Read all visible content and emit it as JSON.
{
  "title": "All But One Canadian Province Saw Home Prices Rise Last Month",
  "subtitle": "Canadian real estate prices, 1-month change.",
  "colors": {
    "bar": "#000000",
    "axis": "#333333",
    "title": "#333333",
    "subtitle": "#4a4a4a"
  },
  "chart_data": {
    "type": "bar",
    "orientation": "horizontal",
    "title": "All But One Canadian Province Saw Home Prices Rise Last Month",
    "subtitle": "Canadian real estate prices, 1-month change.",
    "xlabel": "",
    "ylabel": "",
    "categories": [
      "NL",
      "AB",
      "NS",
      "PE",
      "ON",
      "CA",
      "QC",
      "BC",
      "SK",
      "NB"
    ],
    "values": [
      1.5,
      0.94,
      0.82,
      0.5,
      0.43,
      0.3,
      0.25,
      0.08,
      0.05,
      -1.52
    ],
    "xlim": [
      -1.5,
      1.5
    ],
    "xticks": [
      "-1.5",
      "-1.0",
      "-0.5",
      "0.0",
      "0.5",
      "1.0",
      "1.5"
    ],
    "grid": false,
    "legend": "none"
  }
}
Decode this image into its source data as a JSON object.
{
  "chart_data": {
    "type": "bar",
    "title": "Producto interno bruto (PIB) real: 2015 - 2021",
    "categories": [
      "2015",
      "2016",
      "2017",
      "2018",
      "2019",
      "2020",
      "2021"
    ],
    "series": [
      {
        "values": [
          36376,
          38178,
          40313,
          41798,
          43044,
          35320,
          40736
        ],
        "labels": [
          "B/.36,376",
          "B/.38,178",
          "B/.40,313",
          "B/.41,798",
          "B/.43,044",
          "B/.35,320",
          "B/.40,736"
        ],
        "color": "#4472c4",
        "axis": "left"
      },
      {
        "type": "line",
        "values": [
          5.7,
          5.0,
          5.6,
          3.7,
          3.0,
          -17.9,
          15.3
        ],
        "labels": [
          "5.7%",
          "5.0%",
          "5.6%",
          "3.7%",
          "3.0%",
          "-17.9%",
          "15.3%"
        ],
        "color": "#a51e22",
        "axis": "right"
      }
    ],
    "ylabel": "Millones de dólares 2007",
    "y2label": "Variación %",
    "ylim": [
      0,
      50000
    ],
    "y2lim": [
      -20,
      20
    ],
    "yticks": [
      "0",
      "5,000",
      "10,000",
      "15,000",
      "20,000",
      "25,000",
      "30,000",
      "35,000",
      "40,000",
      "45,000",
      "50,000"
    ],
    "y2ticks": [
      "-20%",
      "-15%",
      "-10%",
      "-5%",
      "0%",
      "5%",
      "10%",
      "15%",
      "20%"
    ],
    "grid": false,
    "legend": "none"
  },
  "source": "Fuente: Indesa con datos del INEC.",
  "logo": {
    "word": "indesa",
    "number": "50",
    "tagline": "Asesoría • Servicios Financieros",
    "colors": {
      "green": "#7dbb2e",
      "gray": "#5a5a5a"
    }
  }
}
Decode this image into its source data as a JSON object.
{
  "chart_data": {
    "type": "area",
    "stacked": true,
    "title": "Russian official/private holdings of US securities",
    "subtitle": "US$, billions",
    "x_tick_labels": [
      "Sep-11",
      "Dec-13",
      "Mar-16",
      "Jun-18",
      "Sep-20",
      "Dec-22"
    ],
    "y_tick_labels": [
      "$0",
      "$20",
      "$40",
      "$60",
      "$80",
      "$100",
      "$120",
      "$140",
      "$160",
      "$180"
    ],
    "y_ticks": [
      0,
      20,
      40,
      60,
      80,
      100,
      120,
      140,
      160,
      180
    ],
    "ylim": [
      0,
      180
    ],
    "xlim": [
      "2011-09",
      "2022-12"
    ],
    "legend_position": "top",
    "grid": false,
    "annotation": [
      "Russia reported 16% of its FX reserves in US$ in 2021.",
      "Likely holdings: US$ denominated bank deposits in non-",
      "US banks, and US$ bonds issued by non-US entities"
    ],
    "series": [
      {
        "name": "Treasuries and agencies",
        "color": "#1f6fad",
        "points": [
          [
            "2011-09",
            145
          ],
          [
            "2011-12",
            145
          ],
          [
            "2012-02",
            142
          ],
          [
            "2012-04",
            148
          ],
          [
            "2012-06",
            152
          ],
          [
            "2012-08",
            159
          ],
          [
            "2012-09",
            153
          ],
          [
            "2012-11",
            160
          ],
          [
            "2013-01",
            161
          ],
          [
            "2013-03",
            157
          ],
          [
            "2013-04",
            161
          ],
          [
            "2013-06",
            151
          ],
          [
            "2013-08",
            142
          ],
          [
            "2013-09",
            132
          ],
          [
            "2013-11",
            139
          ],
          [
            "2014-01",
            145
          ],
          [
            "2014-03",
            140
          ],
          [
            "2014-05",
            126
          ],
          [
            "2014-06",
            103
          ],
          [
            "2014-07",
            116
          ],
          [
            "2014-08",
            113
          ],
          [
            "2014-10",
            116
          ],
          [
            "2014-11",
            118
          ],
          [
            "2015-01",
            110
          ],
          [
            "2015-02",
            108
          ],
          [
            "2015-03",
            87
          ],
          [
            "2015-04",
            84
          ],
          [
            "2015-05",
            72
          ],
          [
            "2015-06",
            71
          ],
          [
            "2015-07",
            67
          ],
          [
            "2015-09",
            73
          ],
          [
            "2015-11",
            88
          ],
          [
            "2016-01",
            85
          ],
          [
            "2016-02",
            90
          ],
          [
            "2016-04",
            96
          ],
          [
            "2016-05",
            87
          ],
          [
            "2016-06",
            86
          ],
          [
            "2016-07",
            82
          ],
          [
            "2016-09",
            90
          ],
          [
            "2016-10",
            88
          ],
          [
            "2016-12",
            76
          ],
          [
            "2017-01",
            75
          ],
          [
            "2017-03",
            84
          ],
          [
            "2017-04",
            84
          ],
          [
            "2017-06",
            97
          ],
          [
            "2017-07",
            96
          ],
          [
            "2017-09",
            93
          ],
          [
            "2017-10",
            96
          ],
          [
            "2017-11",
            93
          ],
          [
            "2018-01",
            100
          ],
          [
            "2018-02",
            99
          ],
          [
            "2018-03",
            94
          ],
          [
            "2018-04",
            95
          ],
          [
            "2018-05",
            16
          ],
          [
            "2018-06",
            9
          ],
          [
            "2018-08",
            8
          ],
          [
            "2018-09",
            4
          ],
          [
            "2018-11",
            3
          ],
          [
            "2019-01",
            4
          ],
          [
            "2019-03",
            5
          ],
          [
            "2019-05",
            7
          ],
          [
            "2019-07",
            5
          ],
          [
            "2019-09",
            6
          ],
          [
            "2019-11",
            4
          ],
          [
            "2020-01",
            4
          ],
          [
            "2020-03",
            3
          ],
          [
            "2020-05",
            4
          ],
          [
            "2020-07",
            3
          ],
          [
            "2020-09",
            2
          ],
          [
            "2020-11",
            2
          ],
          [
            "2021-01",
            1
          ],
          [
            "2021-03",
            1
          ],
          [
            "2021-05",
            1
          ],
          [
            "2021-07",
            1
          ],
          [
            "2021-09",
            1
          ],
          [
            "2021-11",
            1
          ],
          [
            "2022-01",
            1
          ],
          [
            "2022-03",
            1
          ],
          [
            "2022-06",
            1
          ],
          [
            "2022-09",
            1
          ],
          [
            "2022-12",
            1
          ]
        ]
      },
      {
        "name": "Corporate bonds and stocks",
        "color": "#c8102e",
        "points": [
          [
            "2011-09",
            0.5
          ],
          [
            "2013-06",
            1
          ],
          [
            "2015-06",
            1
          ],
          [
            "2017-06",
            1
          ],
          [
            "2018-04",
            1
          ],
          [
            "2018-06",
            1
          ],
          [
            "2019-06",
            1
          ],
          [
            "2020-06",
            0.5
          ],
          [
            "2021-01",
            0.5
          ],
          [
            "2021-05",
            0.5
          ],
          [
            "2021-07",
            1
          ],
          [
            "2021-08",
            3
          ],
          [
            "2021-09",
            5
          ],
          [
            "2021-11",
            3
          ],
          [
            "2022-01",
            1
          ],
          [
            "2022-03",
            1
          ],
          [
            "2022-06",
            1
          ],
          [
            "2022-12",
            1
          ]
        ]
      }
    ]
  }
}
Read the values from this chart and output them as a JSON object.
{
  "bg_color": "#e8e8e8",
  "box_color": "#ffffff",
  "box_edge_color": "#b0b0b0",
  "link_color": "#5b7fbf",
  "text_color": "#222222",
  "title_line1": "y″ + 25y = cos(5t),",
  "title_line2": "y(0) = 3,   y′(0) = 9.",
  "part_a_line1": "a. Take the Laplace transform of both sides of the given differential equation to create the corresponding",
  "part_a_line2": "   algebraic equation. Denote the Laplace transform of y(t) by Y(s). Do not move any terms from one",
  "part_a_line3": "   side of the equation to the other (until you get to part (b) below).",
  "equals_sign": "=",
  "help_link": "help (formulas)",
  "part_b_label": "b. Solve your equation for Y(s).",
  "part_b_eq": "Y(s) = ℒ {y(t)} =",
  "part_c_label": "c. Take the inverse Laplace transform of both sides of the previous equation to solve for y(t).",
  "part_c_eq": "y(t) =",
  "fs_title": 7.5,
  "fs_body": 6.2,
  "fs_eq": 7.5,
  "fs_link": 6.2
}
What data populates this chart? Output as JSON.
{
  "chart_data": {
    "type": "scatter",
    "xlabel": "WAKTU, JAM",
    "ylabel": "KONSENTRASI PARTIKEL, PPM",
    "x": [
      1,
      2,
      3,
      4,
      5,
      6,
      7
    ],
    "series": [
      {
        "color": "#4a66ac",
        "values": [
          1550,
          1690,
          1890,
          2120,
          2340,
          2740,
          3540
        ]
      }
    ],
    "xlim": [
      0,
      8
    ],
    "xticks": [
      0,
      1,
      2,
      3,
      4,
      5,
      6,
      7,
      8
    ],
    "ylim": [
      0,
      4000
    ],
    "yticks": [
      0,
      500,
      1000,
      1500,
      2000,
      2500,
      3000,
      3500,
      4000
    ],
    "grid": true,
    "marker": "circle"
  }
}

## Problem details
In the records above, find each line with the word "equation" and copy it.

## Task solution
  "part_a_line1": "a. Take the Laplace transform of both sides of the given differential equation to create the corresponding",
  "part_a_line2": "   algebraic equation. Denote the Laplace transform of y(t) by Y(s). Do not move any terms from one",
  "part_a_line3": "   side of the equation to the other (until you get to part (b) below).",
  "part_b_label": "b. Solve your equation for Y(s).",
  "part_c_label": "c. Take the inverse Laplace transform of both sides of the previous equation to solve for y(t).",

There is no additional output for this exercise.